SELECTED EXTRACT:
====

What was the music scene like where you grew up? How much of an influence did it have on you and your music?
RS: There were a couple of youth clubs where we would go and watch live bands do covers of R’n’B and Blues standards – Chuck Berry, Howlin’ Wolf, Sonny Boy Williamson, Bo Diddley, John Lee Hooker. Love that music! Then occasionally a package tour would come to Tooting Granada – crazy eclectic bills – The Stones, the Ronettes and Bo Diddley together once, Scott Walker, Jimi Hendrix, Cat Stevens and Engelbert Humperdinck all on the same bill another time! Remember a massive influence was seeing the Kinks at Streatham Ice Rink just as You Really Got Me hit Number One. Mindblowing!! Never occurred to me at that time I might want to make a similar racket!
When did you begin playing music? Who were your earliest influences?
RS: I was at school. I had discovered Dylan and The Velvet Underground and Ginsberg, Burroughs and The Beats…and contemporary art! Warhol, Raushenberg, Bacon and Richard Hamilton. Everyone else was doing it and I thought “why not me”?
What was your first band? How did it come together and what part did you play in it?
RS: I have only ever fronted the bands I have been in. I was, and still am, a pretty ordinary guitarist and singer. No-one would have me in their bands, so had to start my own! It’s always been about the songs…the words…the attitude

When and how did the Doctors Of Madness come to be formed and how did the band get its name Who were the members of the band and what instruments did they play? What kind of gear did the band use?
RS: Doctors of Madness was a William Burroughs kind of name – I always thought of Dr Benway in Naked Lunch. We started with guitars, keyboards, bass and drums. Lost the keys, went through a few guitarists, dabbled with a synth, found Urban Blitz and BOOM… found our sound!

====

STORED RECORDS:
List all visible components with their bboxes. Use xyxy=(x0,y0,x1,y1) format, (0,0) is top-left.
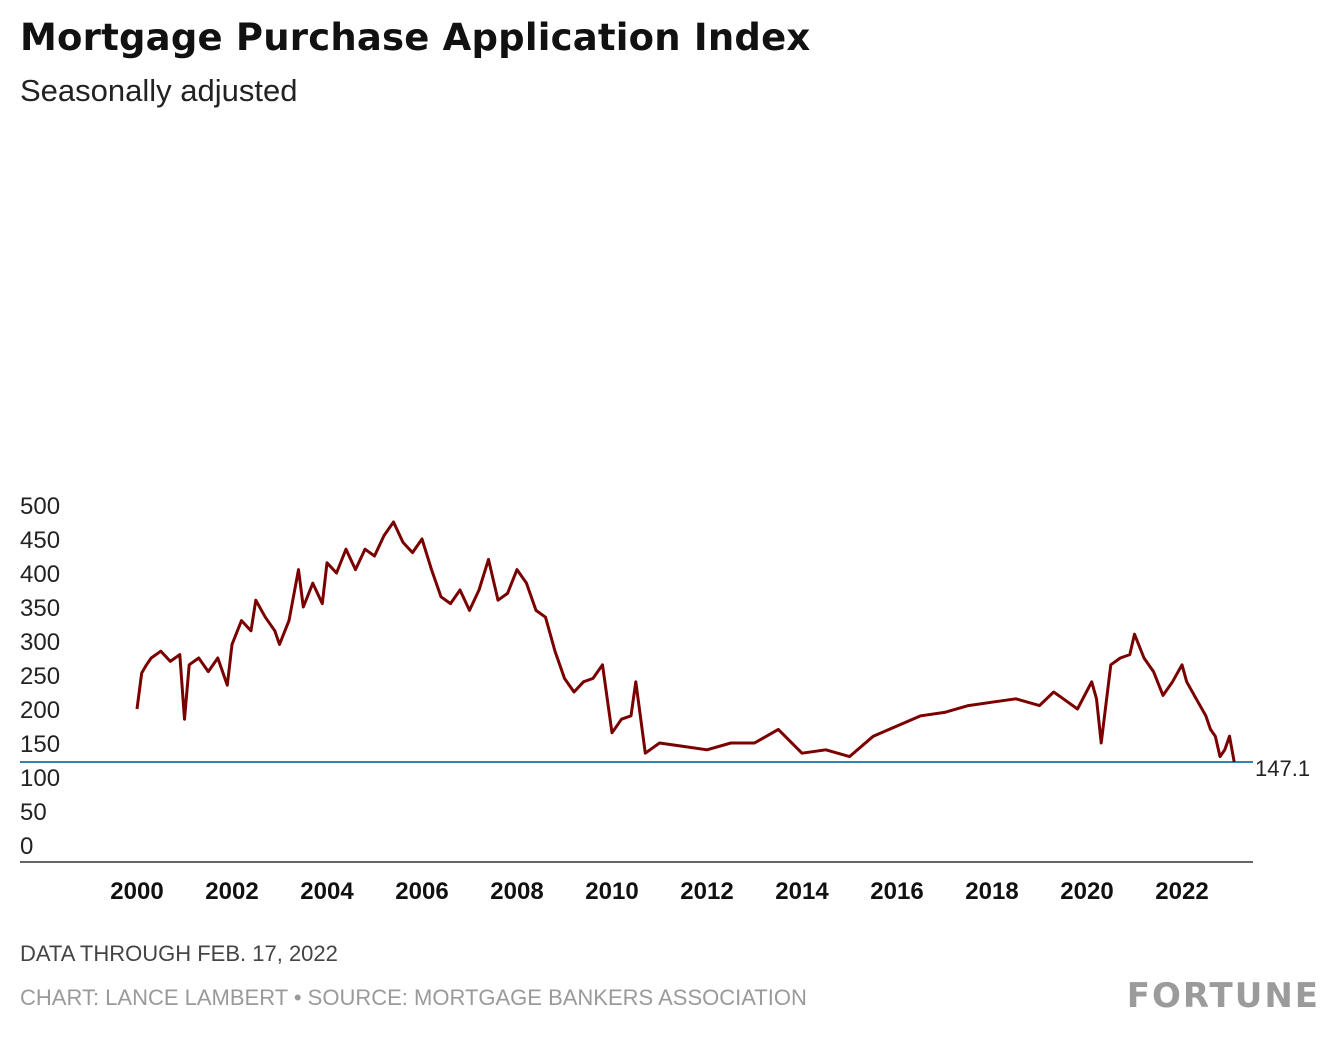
y-tick-label: 350 xyxy=(20,595,60,622)
x-tick-label: 2002 xyxy=(205,878,258,905)
y-tick-label: 0 xyxy=(20,833,33,860)
y-axis: 0 50 100 150 200 250 300 350 400 450 500 xyxy=(20,493,60,860)
chart-subtitle: Seasonally adjusted xyxy=(20,73,298,108)
y-tick-label: 100 xyxy=(20,765,60,792)
y-tick-label: 400 xyxy=(20,561,60,588)
x-tick-label: 2012 xyxy=(680,878,733,905)
y-tick-label: 300 xyxy=(20,629,60,656)
x-tick-label: 2010 xyxy=(585,878,638,905)
x-tick-label: 2022 xyxy=(1155,878,1208,905)
fortune-logo: FORTUNE xyxy=(1126,976,1320,1016)
series-line xyxy=(135,520,1236,763)
chart-title: Mortgage Purchase Application Index xyxy=(20,16,811,59)
x-tick-label: 2008 xyxy=(490,878,543,905)
y-tick-label: 50 xyxy=(20,799,47,826)
x-tick-label: 2004 xyxy=(300,878,354,905)
x-axis: 2000 2002 2004 2006 2008 2010 2012 2014 2016 2018… xyxy=(110,878,1208,905)
reference-line-label: 147.1 xyxy=(1255,756,1310,781)
source-credit: CHART: LANCE LAMBERT • SOURCE: MORTGAGE … xyxy=(20,985,807,1010)
x-tick-label: 2000 xyxy=(110,878,163,905)
y-tick-label: 200 xyxy=(20,697,60,724)
x-tick-label: 2014 xyxy=(775,878,829,905)
x-tick-label: 2016 xyxy=(870,878,923,905)
x-tick-label: 2006 xyxy=(395,878,448,905)
x-tick-label: 2018 xyxy=(965,878,1018,905)
y-tick-label: 250 xyxy=(20,663,60,690)
data-note: DATA THROUGH FEB. 17, 2022 xyxy=(20,941,338,966)
y-tick-label: 150 xyxy=(20,731,60,758)
x-tick-label: 2020 xyxy=(1060,878,1113,905)
y-tick-label: 450 xyxy=(20,527,60,554)
y-tick-label: 500 xyxy=(20,493,60,520)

====

TASK TO COMPLETE: Carry the music interview further, picking up after its final reply about the Doctors Of Madness.

TASK RESULT:
Describe, if you would, a typical Doctors Of Madness gig? With names like Urban Blitz and Stoner, I must admit you have piqued my interest. Also, I’ve heard of blue hair and bright sideburns, how did that come about? How large a part did the stage show play in a Doctors Of Madness concert?
RS: We were very theatrical…came on to an intro tape of Burroughs reading from Naked Lunch, blue hair, shades, feedback, lots of taunting the audience, lots of sound effects being spun into our sound from the mixing desk, explosions on stage, smoke-bombs, strobes, I think I was put into a strait jacket at one point! It was fucking Wagner, man!
Who were the band’s major influences? How would you describe the band’s sound?
RS: Major influences were Velvets, Burroughs, Jacques Brel, Bowie, Dylan lyrics. The sound was very angular, abrasive, vast – we always reminded each other “We are building vast cathedrals of sound”!
When and where was the band’s first gig? How did the band go down with the audience?
RS: First gig was a student union somewhere. We died because you couldn’t dance to us! We realized we were going to have to take things into our own hands.
Did the band have a manager at this point? How did you book gigs and what sorts of venues were you playing?
RS: We arranged our own gigs up until then – we didn’t have a manager, an agent or a record company. Gigs were very thin on the ground.
In early 1975 the band took a six-week residency at The Cabbage Patch in Twickenham? How did the band get the gig and how were you received by the audience? What affect did this residency have on the future of the Doctors Of Madness?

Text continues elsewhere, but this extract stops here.